▶ _Your task_
All lines featuring the string "name" are to be listed.

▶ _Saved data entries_
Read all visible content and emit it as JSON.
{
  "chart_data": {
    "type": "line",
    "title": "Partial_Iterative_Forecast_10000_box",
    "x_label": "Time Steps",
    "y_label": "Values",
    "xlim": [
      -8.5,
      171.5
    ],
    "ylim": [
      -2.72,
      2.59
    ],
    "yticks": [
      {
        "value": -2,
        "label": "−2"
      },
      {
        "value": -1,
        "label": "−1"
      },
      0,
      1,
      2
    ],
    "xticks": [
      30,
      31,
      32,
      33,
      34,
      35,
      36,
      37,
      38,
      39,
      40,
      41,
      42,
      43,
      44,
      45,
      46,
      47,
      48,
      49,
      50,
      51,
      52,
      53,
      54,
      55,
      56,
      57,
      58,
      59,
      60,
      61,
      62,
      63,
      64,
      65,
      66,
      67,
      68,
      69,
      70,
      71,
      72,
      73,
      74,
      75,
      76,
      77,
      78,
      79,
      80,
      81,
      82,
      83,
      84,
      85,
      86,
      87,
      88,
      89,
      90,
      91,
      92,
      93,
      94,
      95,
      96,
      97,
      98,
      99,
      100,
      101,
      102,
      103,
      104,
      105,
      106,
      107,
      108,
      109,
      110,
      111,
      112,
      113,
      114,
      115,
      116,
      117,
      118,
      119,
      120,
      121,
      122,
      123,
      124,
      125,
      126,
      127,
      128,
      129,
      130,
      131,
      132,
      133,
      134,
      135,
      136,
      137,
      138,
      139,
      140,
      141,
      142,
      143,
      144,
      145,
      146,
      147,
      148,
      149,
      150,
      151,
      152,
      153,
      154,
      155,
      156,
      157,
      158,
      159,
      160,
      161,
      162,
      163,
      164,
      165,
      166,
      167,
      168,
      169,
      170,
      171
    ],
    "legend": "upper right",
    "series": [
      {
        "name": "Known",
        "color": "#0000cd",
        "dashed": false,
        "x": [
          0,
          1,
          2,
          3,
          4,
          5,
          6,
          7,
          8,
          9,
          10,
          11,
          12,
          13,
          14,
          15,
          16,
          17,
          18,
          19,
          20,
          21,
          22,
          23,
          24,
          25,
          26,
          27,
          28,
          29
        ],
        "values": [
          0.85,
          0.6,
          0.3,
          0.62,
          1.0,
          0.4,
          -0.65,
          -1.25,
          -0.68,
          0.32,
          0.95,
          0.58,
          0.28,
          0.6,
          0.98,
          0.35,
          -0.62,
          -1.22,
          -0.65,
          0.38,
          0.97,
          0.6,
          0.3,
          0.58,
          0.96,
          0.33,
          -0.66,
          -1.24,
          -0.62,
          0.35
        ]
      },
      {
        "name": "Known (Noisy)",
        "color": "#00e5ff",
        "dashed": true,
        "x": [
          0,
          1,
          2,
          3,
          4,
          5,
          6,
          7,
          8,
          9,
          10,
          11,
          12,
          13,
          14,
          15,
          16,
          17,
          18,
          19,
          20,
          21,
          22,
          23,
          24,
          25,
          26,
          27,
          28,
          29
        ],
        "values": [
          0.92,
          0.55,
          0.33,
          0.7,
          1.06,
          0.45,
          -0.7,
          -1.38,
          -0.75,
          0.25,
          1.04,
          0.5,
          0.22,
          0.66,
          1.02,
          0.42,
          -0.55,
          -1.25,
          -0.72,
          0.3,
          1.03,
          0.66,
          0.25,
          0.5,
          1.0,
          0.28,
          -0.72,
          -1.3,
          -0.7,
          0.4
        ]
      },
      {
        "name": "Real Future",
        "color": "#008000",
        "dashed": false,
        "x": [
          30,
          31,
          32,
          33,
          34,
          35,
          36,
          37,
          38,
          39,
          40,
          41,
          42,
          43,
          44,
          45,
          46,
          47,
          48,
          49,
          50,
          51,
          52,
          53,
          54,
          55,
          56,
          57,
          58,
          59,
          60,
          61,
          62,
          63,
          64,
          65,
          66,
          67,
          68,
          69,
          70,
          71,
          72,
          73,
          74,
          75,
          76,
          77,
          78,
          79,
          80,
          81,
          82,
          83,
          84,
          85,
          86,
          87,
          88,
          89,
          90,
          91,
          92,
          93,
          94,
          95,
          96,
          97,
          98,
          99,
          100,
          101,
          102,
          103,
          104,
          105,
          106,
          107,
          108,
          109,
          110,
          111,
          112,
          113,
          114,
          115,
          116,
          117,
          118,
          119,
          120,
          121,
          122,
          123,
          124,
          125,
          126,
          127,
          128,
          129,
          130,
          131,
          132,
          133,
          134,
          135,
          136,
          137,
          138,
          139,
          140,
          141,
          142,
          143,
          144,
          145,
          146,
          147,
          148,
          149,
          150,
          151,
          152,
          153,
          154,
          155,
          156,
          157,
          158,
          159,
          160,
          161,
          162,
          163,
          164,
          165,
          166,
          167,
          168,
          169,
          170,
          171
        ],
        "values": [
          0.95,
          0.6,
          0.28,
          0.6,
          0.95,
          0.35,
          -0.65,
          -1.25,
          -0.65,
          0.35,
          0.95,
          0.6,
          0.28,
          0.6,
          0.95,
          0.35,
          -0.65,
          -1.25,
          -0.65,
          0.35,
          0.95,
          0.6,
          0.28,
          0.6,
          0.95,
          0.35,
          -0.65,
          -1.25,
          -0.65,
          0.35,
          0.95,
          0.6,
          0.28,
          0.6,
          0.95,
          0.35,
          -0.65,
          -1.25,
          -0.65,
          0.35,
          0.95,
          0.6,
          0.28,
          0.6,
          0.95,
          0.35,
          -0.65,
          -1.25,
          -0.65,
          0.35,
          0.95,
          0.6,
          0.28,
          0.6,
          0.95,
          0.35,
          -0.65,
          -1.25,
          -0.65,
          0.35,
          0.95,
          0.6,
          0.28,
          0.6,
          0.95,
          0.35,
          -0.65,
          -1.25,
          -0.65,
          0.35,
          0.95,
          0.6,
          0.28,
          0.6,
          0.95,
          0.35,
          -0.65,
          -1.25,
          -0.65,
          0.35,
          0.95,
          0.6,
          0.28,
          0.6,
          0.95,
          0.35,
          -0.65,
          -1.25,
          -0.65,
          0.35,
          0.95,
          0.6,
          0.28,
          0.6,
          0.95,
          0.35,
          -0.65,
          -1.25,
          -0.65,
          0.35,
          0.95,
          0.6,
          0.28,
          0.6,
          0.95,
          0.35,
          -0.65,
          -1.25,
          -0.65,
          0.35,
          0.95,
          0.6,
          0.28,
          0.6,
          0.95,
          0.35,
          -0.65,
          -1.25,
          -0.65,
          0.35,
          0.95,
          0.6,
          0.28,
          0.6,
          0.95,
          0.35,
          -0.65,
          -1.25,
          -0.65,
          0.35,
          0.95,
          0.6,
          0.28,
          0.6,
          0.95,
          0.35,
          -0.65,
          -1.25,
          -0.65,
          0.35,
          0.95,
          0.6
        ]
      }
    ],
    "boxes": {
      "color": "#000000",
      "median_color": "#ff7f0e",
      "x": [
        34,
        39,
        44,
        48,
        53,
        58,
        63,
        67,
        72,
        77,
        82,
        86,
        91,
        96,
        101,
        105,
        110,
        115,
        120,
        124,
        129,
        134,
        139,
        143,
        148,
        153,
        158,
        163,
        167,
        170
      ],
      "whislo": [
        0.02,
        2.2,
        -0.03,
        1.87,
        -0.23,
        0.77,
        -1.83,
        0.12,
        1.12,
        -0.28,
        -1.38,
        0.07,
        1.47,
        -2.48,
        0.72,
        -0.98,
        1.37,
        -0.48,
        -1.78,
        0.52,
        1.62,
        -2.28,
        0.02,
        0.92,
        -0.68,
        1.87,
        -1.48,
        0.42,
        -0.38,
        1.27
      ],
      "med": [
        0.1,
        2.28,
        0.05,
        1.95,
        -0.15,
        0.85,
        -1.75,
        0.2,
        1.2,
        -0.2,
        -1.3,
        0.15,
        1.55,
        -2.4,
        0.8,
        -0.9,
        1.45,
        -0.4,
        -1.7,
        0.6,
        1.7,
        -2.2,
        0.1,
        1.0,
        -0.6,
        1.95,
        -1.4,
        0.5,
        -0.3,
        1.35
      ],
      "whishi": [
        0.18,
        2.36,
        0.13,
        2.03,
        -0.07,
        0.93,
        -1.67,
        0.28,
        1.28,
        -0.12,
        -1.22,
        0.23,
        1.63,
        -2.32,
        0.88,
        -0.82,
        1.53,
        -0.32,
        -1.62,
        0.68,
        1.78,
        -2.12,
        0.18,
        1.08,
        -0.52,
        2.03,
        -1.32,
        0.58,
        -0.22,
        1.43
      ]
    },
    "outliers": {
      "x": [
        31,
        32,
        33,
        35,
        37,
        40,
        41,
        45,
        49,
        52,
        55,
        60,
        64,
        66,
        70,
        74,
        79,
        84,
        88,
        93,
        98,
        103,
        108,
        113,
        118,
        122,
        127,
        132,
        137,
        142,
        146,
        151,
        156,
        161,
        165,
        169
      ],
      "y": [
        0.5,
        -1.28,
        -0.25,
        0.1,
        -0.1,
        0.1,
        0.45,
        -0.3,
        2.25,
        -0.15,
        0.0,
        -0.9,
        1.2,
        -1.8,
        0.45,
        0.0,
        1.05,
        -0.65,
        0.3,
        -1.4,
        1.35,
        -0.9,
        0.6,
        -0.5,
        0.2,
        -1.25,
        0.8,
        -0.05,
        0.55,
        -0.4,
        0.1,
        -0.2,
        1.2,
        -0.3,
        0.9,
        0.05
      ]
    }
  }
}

▶ _Task output_
        "name": "Known",
        "name": "Known (Noisy)",
        "name": "Real Future",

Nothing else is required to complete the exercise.